For each line below that includes the word "screenshot", make a copy.

Stored records:
^^^^^^^^^^^^^^^^
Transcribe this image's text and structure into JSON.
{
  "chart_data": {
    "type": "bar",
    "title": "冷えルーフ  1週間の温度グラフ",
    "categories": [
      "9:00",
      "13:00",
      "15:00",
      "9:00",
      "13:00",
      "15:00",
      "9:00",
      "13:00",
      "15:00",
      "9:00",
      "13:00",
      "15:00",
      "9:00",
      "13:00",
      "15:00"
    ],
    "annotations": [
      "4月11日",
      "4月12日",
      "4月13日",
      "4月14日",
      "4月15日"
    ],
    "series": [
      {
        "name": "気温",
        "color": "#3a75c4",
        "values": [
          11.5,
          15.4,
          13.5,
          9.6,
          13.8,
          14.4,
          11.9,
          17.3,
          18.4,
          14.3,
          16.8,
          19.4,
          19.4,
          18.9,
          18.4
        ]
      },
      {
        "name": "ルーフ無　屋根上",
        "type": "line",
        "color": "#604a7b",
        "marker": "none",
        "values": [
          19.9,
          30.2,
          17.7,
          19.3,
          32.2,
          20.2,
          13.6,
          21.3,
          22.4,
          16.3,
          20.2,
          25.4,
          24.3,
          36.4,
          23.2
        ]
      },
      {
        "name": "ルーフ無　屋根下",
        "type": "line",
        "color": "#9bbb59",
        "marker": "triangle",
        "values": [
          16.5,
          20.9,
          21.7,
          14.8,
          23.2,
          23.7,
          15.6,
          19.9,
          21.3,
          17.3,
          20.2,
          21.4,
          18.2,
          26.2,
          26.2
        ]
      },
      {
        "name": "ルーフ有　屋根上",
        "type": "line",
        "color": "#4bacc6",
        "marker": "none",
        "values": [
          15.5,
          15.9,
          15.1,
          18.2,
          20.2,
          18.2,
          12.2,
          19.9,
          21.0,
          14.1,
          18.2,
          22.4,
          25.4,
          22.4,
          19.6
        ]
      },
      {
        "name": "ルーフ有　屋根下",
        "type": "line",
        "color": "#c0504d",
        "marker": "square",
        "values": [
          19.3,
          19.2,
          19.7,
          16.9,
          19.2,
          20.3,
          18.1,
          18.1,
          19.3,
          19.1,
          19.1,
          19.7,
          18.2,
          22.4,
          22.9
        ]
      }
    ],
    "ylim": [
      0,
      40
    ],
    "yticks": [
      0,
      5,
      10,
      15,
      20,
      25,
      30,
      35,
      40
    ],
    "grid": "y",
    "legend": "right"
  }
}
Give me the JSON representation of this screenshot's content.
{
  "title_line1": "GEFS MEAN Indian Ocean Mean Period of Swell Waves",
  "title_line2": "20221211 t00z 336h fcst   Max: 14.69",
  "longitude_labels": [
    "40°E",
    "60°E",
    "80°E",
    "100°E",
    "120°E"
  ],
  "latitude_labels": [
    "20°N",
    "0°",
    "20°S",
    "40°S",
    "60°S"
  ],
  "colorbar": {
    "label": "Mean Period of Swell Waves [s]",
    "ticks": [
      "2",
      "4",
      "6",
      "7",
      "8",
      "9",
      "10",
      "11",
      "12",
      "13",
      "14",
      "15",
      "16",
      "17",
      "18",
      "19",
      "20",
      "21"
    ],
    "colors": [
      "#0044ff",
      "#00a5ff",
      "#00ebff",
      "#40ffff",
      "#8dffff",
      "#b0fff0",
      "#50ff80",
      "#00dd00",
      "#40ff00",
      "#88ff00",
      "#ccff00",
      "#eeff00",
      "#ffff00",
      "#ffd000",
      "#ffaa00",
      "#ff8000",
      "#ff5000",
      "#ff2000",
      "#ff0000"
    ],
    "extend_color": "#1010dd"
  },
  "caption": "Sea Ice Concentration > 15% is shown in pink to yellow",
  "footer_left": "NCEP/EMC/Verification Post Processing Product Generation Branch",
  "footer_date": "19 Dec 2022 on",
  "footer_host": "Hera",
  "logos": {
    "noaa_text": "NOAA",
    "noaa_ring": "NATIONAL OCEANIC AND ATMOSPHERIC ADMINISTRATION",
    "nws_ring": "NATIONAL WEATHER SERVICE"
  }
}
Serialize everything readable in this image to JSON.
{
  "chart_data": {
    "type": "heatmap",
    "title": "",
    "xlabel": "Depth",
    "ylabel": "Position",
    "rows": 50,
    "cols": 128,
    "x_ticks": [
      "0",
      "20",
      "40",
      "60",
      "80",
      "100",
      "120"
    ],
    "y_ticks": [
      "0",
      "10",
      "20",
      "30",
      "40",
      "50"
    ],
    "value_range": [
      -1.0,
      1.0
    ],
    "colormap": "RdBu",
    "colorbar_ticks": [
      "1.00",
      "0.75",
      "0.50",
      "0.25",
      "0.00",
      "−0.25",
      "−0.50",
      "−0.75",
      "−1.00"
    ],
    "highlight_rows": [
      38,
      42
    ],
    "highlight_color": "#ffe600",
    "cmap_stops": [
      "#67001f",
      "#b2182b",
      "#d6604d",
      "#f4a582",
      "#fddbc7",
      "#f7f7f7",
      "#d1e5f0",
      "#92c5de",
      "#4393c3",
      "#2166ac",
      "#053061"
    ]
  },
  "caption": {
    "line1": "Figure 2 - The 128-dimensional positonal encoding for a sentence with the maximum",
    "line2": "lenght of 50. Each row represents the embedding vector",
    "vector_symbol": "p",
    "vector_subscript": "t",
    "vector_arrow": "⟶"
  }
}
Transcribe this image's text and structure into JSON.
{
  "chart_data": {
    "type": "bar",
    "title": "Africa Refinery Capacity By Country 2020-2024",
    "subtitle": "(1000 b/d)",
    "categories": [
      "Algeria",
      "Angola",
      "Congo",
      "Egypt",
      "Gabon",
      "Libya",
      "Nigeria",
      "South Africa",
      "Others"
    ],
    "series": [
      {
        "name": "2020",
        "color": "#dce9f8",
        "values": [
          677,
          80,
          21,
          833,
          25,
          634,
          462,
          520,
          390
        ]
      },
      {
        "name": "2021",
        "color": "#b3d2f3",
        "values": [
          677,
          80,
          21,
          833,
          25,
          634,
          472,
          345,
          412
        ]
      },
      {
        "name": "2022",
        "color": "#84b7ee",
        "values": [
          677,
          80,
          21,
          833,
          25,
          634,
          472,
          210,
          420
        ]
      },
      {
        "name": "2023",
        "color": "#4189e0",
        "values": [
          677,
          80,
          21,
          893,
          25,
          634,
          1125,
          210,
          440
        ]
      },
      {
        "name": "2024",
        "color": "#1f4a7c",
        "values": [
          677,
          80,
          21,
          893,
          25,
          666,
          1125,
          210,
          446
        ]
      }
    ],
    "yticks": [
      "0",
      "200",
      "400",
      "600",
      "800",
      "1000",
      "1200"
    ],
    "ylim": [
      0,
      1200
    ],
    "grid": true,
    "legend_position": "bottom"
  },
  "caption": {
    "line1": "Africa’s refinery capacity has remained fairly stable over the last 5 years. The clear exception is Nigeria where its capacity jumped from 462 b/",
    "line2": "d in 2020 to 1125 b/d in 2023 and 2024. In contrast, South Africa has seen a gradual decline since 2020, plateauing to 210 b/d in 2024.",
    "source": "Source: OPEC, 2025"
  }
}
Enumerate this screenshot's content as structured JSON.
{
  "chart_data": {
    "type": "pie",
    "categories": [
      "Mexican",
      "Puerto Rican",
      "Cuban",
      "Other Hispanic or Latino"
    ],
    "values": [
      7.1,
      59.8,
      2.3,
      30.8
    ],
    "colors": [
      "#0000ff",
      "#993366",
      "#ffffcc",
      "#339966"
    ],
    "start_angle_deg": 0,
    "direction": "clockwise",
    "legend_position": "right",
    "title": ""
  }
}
^^^^^^^^^^^^^^^^
SOLUTION BELOW:
Give me the JSON representation of this screenshot's content.
Enumerate this screenshot's content as structured JSON.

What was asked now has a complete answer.